Task to carry out
Write out each line word for word. Drop pictures.
* begin Data in this exercise *
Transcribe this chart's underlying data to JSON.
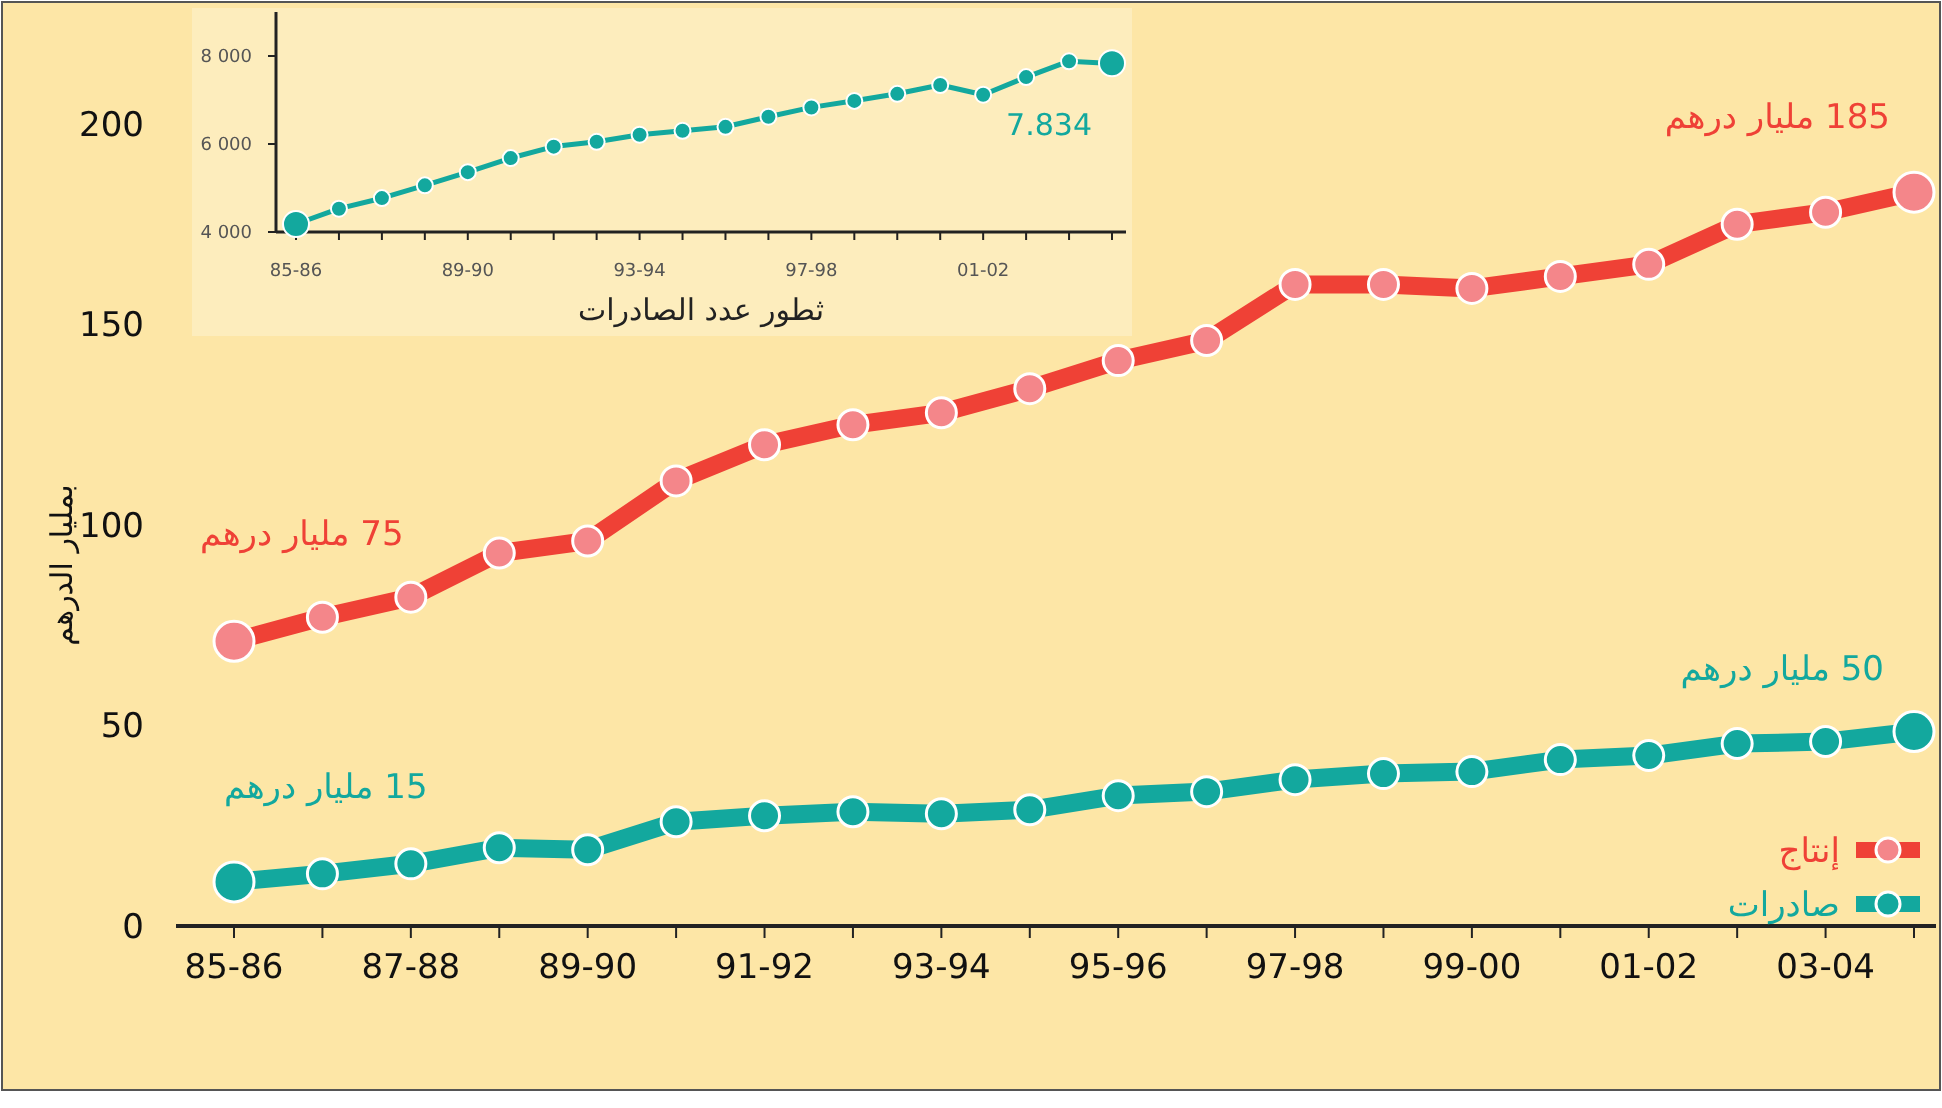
{
  "chart_data": [
    {
      "type": "line",
      "ylabel": "بمليار الدرهم",
      "categories": [
        "85-86",
        null,
        "87-88",
        null,
        "89-90",
        null,
        "91-92",
        null,
        "93-94",
        null,
        "95-96",
        null,
        "97-98",
        null,
        "99-00",
        null,
        "01-02",
        null,
        "03-04",
        null
      ],
      "series": [
        {
          "name": "إنتاج",
          "color": "#ef4136",
          "values": [
            71,
            77,
            82,
            93,
            96,
            111,
            120,
            125,
            128,
            134,
            141,
            146,
            160,
            160,
            159,
            162,
            165,
            175,
            178,
            183
          ]
        },
        {
          "name": "صادرات",
          "color": "#13a89e",
          "values": [
            11,
            13,
            15.5,
            19.5,
            19,
            26,
            27.5,
            28.5,
            28,
            29,
            32.5,
            33.5,
            36.5,
            38,
            38.5,
            41.5,
            42.5,
            45.5,
            46,
            48.5
          ]
        }
      ],
      "ylim": [
        0,
        200
      ],
      "yticks": [
        0,
        50,
        100,
        150,
        200
      ],
      "marker": "circle",
      "line_style": "solid",
      "legend": "bottom right",
      "annotations": [
        {
          "text": "75 مليار درهم",
          "x": "85-86",
          "y": 71
        },
        "185 مليار درهم",
        {
          "text": "15 مليار درهم",
          "x": "85-86",
          "y": 11
        },
        "50 مليار درهم"
      ]
    },
    {
      "type": "line",
      "xlabel": "ثطور عدد الصادرات",
      "categories": [
        "85-86",
        null,
        null,
        null,
        "89-90",
        null,
        null,
        null,
        "93-94",
        null,
        null,
        null,
        "97-98",
        null,
        null,
        null,
        "01-02",
        null,
        null,
        null
      ],
      "series": [
        {
          "color": "#13a89e",
          "values": [
            4180,
            4530,
            4770,
            5060,
            5360,
            5680,
            5940,
            6050,
            6210,
            6300,
            6390,
            6620,
            6830,
            6980,
            7140,
            7340,
            7120,
            7520,
            7880,
            7834
          ]
        }
      ],
      "ylim": [
        4000,
        9000
      ],
      "yticks": [
        {
          "value": 4000,
          "label": "4 000"
        },
        {
          "value": 6000,
          "label": "6 000"
        },
        {
          "value": 8000,
          "label": "8 000"
        }
      ],
      "marker": "circle",
      "line_style": "solid",
      "annotations": [
        {
          "text": "7.834",
          "y": 7834
        }
      ]
    }
  ]
}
* end Data in this exercise *
Solution to this problem
Transcribe this chart's underlying data to JSON.
{
  "chart_data": [
    {
      "type": "line",
      "ylabel": "بمليار الدرهم",
      "categories": [
        "85-86",
        null,
        "87-88",
        null,
        "89-90",
        null,
        "91-92",
        null,
        "93-94",
        null,
        "95-96",
        null,
        "97-98",
        null,
        "99-00",
        null,
        "01-02",
        null,
        "03-04",
        null
      ],
      "series": [
        {
          "name": "إنتاج",
          "color": "#ef4136",
          "values": [
            71,
            77,
            82,
            93,
            96,
            111,
            120,
            125,
            128,
            134,
            141,
            146,
            160,
            160,
            159,
            162,
            165,
            175,
            178,
            183
          ]
        },
        {
          "name": "صادرات",
          "color": "#13a89e",
          "values": [
            11,
            13,
            15.5,
            19.5,
            19,
            26,
            27.5,
            28.5,
            28,
            29,
            32.5,
            33.5,
            36.5,
            38,
            38.5,
            41.5,
            42.5,
            45.5,
            46,
            48.5
          ]
        }
      ],
      "ylim": [
        0,
        200
      ],
      "yticks": [
        0,
        50,
        100,
        150,
        200
      ],
      "marker": "circle",
      "line_style": "solid",
      "legend": "bottom right",
      "annotations": [
        {
          "text": "75 مليار درهم",
          "x": "85-86",
          "y": 71
        },
        "185 مليار درهم",
        {
          "text": "15 مليار درهم",
          "x": "85-86",
          "y": 11
        },
        "50 مليار درهم"
      ]
    },
    {
      "type": "line",
      "xlabel": "ثطور عدد الصادرات",
      "categories": [
        "85-86",
        null,
        null,
        null,
        "89-90",
        null,
        null,
        null,
        "93-94",
        null,
        null,
        null,
        "97-98",
        null,
        null,
        null,
        "01-02",
        null,
        null,
        null
      ],
      "series": [
        {
          "color": "#13a89e",
          "values": [
            4180,
            4530,
            4770,
            5060,
            5360,
            5680,
            5940,
            6050,
            6210,
            6300,
            6390,
            6620,
            6830,
            6980,
            7140,
            7340,
            7120,
            7520,
            7880,
            7834
          ]
        }
      ],
      "ylim": [
        4000,
        9000
      ],
      "yticks": [
        {
          "value": 4000,
          "label": "4 000"
        },
        {
          "value": 6000,
          "label": "6 000"
        },
        {
          "value": 8000,
          "label": "8 000"
        }
      ],
      "marker": "circle",
      "line_style": "solid",
      "annotations": [
        {
          "text": "7.834",
          "y": 7834
        }
      ]
    }
  ]
}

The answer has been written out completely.